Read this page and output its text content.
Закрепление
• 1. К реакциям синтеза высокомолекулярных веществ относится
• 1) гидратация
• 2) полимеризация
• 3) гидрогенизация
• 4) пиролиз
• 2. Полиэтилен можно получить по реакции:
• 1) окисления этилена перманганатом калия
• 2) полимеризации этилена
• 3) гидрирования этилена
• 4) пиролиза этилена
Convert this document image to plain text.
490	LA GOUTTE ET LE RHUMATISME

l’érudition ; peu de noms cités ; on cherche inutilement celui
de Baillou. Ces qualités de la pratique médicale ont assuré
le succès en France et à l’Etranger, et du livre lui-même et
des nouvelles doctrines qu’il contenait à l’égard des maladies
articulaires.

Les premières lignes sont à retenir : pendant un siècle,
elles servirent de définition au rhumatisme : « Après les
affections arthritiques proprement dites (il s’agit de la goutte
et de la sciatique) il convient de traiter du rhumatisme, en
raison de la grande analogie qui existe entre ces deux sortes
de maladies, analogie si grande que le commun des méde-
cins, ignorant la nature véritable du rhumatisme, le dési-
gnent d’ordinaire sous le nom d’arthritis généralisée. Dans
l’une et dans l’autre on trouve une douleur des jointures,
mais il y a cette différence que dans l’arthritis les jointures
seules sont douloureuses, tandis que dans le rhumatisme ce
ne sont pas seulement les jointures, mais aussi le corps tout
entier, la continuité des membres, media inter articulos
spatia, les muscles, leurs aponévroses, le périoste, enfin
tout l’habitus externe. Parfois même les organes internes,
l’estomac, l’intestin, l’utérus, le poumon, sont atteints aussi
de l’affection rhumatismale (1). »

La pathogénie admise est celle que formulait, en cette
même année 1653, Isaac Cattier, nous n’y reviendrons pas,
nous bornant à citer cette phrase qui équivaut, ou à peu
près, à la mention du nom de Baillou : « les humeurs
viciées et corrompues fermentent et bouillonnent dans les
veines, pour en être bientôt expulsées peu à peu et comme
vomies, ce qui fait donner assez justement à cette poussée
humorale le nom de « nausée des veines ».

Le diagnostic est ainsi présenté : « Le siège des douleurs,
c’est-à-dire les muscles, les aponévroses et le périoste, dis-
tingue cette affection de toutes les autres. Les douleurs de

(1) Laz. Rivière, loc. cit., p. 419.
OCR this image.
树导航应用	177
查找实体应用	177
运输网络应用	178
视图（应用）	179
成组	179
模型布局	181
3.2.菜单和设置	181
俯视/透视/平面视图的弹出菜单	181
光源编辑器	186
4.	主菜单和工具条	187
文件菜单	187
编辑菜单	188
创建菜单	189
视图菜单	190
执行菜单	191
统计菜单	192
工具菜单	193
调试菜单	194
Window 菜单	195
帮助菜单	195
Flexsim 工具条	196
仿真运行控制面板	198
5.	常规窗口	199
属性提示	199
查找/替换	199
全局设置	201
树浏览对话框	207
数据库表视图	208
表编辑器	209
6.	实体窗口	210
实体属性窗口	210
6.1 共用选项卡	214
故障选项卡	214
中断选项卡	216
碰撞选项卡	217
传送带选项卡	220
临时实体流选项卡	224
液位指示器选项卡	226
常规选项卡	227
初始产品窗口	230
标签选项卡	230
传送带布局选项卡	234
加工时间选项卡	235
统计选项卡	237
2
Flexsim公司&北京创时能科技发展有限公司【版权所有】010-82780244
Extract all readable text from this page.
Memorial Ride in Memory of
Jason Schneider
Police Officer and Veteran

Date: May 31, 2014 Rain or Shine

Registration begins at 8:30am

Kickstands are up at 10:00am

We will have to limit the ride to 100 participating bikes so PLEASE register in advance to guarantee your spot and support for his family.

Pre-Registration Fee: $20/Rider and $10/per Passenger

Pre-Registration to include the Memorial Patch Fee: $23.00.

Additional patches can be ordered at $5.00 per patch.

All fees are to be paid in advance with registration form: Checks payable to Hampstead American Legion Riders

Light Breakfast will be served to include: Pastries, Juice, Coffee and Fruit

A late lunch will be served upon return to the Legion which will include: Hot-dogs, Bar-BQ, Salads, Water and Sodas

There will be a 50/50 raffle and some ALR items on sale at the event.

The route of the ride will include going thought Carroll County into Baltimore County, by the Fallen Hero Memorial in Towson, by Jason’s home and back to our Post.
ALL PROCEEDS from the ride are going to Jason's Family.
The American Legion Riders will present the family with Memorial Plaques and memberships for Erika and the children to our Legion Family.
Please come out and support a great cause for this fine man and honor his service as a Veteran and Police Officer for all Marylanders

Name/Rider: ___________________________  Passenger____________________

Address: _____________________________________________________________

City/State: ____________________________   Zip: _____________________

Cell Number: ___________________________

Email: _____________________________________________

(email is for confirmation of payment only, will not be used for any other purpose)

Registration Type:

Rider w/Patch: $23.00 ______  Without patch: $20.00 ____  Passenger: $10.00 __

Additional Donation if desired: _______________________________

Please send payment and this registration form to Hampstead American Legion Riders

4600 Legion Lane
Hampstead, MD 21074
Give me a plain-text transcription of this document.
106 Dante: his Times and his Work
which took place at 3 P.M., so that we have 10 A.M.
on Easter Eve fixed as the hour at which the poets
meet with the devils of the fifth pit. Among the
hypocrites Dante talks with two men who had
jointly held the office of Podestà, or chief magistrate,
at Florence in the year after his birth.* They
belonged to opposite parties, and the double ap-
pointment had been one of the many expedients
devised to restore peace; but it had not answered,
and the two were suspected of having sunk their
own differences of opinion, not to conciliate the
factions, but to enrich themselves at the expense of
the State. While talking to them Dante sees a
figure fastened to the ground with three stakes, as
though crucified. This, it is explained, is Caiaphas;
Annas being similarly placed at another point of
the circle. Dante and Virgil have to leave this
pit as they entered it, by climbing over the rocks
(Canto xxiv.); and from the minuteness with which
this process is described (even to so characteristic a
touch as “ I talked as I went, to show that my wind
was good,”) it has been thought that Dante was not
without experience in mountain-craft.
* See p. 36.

The request
Faithfully reproduce all of the records, character for character.

Response below
Read this page and output its text content.
Закрепление
• 1. К реакциям синтеза высокомолекулярных веществ относится
• 1) гидратация
• 2) полимеризация
• 3) гидрогенизация
• 4) пиролиз
• 2. Полиэтилен можно получить по реакции:
• 1) окисления этилена перманганатом калия
• 2) полимеризации этилена
• 3) гидрирования этилена
• 4) пиролиза этилена
Convert this document image to plain text.
490	LA GOUTTE ET LE RHUMATISME

l’érudition ; peu de noms cités ; on cherche inutilement celui
de Baillou. Ces qualités de la pratique médicale ont assuré
le succès en France et à l’Etranger, et du livre lui-même et
des nouvelles doctrines qu’il contenait à l’égard des maladies
articulaires.

Les premières lignes sont à retenir : pendant un siècle,
elles servirent de définition au rhumatisme : « Après les
affections arthritiques proprement dites (il s’agit de la goutte
et de la sciatique) il convient de traiter du rhumatisme, en
raison de la grande analogie qui existe entre ces deux sortes
de maladies, analogie si grande que le commun des méde-
cins, ignorant la nature véritable du rhumatisme, le dési-
gnent d’ordinaire sous le nom d’arthritis généralisée. Dans
l’une et dans l’autre on trouve une douleur des jointures,
mais il y a cette différence que dans l’arthritis les jointures
seules sont douloureuses, tandis que dans le rhumatisme ce
ne sont pas seulement les jointures, mais aussi le corps tout
entier, la continuité des membres, media inter articulos
spatia, les muscles, leurs aponévroses, le périoste, enfin
tout l’habitus externe. Parfois même les organes internes,
l’estomac, l’intestin, l’utérus, le poumon, sont atteints aussi
de l’affection rhumatismale (1). »

La pathogénie admise est celle que formulait, en cette
même année 1653, Isaac Cattier, nous n’y reviendrons pas,
nous bornant à citer cette phrase qui équivaut, ou à peu
près, à la mention du nom de Baillou : « les humeurs
viciées et corrompues fermentent et bouillonnent dans les
veines, pour en être bientôt expulsées peu à peu et comme
vomies, ce qui fait donner assez justement à cette poussée
humorale le nom de « nausée des veines ».

Le diagnostic est ainsi présenté : « Le siège des douleurs,
c’est-à-dire les muscles, les aponévroses et le périoste, dis-
tingue cette affection de toutes les autres. Les douleurs de

(1) Laz. Rivière, loc. cit., p. 419.
OCR this image.
树导航应用	177
查找实体应用	177
运输网络应用	178
视图（应用）	179
成组	179
模型布局	181
3.2.菜单和设置	181
俯视/透视/平面视图的弹出菜单	181
光源编辑器	186
4.	主菜单和工具条	187
文件菜单	187
编辑菜单	188
创建菜单	189
视图菜单	190
执行菜单	191
统计菜单	192
工具菜单	193
调试菜单	194
Window 菜单	195
帮助菜单	195
Flexsim 工具条	196
仿真运行控制面板	198
5.	常规窗口	199
属性提示	199
查找/替换	199
全局设置	201
树浏览对话框	207
数据库表视图	208
表编辑器	209
6.	实体窗口	210
实体属性窗口	210
6.1 共用选项卡	214
故障选项卡	214
中断选项卡	216
碰撞选项卡	217
传送带选项卡	220
临时实体流选项卡	224
液位指示器选项卡	226
常规选项卡	227
初始产品窗口	230
标签选项卡	230
传送带布局选项卡	234
加工时间选项卡	235
统计选项卡	237
2
Flexsim公司&北京创时能科技发展有限公司【版权所有】010-82780244
Extract all readable text from this page.
Memorial Ride in Memory of
Jason Schneider
Police Officer and Veteran

Date: May 31, 2014 Rain or Shine

Registration begins at 8:30am

Kickstands are up at 10:00am

We will have to limit the ride to 100 participating bikes so PLEASE register in advance to guarantee your spot and support for his family.

Pre-Registration Fee: $20/Rider and $10/per Passenger

Pre-Registration to include the Memorial Patch Fee: $23.00.

Additional patches can be ordered at $5.00 per patch.

All fees are to be paid in advance with registration form: Checks payable to Hampstead American Legion Riders

Light Breakfast will be served to include: Pastries, Juice, Coffee and Fruit

A late lunch will be served upon return to the Legion which will include: Hot-dogs, Bar-BQ, Salads, Water and Sodas

There will be a 50/50 raffle and some ALR items on sale at the event.

The route of the ride will include going thought Carroll County into Baltimore County, by the Fallen Hero Memorial in Towson, by Jason’s home and back to our Post.
ALL PROCEEDS from the ride are going to Jason's Family.
The American Legion Riders will present the family with Memorial Plaques and memberships for Erika and the children to our Legion Family.
Please come out and support a great cause for this fine man and honor his service as a Veteran and Police Officer for all Marylanders

Name/Rider: ___________________________  Passenger____________________

Address: _____________________________________________________________

City/State: ____________________________   Zip: _____________________

Cell Number: ___________________________

Email: _____________________________________________

(email is for confirmation of payment only, will not be used for any other purpose)

Registration Type:

Rider w/Patch: $23.00 ______  Without patch: $20.00 ____  Passenger: $10.00 __

Additional Donation if desired: _______________________________

Please send payment and this registration form to Hampstead American Legion Riders

4600 Legion Lane
Hampstead, MD 21074
Give me a plain-text transcription of this document.
106 Dante: his Times and his Work
which took place at 3 P.M., so that we have 10 A.M.
on Easter Eve fixed as the hour at which the poets
meet with the devils of the fifth pit. Among the
hypocrites Dante talks with two men who had
jointly held the office of Podestà, or chief magistrate,
at Florence in the year after his birth.* They
belonged to opposite parties, and the double ap-
pointment had been one of the many expedients
devised to restore peace; but it had not answered,
and the two were suspected of having sunk their
own differences of opinion, not to conciliate the
factions, but to enrich themselves at the expense of
the State. While talking to them Dante sees a
figure fastened to the ground with three stakes, as
though crucified. This, it is explained, is Caiaphas;
Annas being similarly placed at another point of
the circle. Dante and Virgil have to leave this
pit as they entered it, by climbing over the rocks
(Canto xxiv.); and from the minuteness with which
this process is described (even to so characteristic a
touch as “ I talked as I went, to show that my wind
was good,”) it has been thought that Dante was not
without experience in mountain-craft.
* See p. 36.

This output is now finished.